::: Stored records :::

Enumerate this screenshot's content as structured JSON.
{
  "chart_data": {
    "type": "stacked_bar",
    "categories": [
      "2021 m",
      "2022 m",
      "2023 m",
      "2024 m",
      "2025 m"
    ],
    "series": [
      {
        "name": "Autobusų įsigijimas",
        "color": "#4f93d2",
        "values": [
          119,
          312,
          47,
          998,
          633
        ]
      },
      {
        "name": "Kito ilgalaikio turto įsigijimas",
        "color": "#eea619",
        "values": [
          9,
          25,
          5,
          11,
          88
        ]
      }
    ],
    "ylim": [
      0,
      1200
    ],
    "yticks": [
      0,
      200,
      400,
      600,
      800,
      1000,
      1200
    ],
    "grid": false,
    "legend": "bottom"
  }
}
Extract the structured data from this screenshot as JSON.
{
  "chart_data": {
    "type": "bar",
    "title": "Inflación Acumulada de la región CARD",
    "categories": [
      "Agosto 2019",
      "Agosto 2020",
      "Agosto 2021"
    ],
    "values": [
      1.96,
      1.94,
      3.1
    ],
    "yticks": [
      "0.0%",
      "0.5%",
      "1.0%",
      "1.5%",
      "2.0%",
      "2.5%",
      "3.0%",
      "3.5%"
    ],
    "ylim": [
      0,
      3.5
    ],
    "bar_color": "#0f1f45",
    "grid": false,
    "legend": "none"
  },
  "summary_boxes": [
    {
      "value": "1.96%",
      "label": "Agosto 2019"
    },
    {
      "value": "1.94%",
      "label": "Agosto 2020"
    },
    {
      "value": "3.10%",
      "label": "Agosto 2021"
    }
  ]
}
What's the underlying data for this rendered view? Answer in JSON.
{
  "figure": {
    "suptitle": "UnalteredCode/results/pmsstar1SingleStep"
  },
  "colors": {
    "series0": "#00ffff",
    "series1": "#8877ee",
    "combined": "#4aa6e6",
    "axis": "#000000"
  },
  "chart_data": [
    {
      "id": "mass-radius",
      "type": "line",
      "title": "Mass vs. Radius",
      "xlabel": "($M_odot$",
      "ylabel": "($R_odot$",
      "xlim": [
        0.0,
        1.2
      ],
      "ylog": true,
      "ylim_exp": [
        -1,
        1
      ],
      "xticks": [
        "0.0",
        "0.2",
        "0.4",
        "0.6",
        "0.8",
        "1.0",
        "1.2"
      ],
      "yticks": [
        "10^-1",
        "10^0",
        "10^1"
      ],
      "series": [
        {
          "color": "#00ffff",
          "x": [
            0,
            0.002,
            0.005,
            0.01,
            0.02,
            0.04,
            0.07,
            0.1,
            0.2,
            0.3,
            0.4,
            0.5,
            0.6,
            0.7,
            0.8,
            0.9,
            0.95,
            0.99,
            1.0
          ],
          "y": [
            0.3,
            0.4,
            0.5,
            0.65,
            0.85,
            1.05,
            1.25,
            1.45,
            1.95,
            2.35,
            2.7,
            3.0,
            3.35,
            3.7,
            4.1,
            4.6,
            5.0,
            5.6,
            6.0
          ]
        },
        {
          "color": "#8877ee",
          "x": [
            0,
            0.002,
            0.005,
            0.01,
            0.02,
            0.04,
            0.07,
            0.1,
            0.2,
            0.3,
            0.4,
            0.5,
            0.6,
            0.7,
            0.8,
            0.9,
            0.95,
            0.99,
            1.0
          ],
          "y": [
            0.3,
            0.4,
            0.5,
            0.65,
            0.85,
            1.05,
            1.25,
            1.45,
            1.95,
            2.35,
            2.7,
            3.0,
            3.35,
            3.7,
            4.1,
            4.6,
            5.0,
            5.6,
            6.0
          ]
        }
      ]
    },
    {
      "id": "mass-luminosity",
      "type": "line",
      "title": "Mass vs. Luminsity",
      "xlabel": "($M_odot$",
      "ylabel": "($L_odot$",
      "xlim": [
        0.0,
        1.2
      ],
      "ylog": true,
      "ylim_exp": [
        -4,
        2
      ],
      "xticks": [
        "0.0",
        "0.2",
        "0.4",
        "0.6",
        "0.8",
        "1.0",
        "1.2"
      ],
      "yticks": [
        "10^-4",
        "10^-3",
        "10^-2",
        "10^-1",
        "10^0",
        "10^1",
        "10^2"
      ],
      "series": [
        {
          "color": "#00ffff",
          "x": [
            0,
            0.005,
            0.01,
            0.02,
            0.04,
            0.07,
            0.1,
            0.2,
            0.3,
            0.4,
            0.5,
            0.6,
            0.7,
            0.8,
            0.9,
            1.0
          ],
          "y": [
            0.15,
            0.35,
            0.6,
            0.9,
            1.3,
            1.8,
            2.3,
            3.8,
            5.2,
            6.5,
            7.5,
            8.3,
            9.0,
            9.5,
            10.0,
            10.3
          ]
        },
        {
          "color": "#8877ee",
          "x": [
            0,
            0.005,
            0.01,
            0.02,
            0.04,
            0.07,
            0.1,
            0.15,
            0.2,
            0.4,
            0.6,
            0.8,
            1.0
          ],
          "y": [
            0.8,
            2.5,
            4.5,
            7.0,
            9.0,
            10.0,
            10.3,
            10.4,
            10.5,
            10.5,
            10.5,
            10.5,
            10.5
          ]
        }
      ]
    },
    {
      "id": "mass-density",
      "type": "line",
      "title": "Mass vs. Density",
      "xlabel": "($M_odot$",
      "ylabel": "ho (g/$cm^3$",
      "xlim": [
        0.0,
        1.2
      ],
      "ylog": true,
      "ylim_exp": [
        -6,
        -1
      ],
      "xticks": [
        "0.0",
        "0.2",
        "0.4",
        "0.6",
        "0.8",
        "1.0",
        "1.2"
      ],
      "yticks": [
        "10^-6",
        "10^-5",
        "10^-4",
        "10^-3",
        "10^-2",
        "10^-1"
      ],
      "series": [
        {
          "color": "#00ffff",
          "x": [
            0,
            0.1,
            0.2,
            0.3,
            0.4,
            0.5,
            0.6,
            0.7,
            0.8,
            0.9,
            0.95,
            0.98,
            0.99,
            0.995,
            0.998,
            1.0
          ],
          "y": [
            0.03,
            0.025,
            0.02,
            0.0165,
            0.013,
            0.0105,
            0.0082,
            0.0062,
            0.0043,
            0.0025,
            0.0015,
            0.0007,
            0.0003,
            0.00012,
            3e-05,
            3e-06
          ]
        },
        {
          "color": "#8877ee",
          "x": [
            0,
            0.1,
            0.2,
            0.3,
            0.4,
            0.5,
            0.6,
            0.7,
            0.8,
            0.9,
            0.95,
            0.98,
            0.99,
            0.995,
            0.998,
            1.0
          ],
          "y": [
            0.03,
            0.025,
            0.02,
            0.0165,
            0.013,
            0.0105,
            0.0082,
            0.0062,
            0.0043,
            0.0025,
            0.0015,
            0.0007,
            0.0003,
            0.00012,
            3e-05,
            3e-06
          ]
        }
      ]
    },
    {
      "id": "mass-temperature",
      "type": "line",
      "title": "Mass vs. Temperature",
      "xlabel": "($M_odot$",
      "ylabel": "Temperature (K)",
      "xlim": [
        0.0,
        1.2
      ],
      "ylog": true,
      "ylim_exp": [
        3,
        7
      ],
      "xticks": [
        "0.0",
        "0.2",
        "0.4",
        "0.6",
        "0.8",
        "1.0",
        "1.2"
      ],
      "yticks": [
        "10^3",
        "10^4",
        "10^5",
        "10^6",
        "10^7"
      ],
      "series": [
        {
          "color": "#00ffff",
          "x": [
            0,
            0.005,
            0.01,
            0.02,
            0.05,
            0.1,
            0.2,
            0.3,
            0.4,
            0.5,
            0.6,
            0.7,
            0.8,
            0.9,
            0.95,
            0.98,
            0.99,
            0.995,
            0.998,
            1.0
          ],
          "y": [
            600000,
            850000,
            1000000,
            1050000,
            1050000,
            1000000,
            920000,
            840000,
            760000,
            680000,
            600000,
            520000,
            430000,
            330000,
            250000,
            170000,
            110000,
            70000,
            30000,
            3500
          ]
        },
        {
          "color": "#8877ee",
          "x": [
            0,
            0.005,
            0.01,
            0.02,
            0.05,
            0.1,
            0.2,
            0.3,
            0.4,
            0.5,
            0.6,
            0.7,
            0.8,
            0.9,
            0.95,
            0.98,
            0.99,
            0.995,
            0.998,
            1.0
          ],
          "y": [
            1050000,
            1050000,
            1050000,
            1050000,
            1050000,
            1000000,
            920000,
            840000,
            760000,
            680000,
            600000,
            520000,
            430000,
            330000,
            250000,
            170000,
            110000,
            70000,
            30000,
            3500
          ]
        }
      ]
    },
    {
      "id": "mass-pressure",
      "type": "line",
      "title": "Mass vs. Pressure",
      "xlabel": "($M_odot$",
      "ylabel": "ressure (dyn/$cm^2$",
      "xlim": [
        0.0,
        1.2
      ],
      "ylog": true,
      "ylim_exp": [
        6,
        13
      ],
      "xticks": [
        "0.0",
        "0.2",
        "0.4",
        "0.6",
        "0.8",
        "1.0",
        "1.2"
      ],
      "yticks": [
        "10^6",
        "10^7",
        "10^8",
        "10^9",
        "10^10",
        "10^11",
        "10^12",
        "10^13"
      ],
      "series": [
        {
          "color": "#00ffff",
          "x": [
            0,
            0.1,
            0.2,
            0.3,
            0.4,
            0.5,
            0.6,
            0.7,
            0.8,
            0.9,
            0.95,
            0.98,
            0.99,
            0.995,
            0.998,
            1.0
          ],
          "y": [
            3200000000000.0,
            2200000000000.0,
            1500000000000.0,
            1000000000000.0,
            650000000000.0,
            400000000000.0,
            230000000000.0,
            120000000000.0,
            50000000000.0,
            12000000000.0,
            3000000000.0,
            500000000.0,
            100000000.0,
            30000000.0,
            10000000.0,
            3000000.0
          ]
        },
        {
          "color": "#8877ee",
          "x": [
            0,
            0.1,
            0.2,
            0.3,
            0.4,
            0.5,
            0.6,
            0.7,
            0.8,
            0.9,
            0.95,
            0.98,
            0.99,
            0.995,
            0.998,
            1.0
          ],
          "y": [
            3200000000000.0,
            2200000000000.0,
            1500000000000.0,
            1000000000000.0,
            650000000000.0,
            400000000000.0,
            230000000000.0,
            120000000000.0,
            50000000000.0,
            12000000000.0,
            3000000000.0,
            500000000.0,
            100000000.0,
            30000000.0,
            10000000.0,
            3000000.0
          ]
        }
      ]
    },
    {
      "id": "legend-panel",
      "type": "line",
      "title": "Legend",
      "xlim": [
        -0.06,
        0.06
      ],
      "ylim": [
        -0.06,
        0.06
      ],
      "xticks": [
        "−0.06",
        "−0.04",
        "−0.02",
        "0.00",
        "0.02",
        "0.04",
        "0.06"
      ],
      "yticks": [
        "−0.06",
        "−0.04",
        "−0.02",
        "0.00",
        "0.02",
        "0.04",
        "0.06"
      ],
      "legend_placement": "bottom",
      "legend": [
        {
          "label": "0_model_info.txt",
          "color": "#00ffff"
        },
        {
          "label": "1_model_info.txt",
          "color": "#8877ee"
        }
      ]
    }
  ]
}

:::

• Your task
Scan the data above and copy every line with "structured" in it.

• Reply
Enumerate this screenshot's content as structured JSON.
Extract the structured data from this screenshot as JSON.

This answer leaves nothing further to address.